■ Instruction
Locate every line in the records below that contains the word "mumkin", and copy each one.

■ Available records
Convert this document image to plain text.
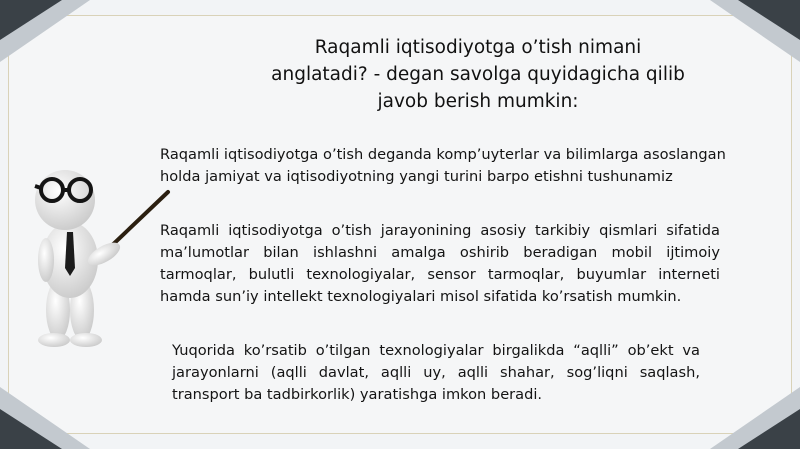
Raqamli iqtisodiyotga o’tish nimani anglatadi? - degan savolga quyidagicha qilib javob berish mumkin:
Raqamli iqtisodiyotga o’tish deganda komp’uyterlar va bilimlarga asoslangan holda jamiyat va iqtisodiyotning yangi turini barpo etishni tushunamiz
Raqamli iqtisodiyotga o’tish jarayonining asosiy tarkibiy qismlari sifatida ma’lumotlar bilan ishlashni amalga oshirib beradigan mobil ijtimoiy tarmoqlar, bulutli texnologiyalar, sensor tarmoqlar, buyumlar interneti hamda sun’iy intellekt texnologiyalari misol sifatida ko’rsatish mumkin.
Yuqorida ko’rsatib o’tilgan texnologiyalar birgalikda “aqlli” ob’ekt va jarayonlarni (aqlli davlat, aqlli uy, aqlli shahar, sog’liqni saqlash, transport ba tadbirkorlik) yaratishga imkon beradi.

■ Exercise output
Raqamli iqtisodiyotga o’tish nimani anglatadi? - degan savolga quyidagicha qilib javob berish mumkin:
Raqamli iqtisodiyotga o’tish jarayonining asosiy tarkibiy qismlari sifatida ma’lumotlar bilan ishlashni amalga oshirib beradigan mobil ijtimoiy tarmoqlar, bulutli texnologiyalar, sensor tarmoqlar, buyumlar interneti hamda sun’iy intellekt texnologiyalari misol sifatida ko’rsatish mumkin.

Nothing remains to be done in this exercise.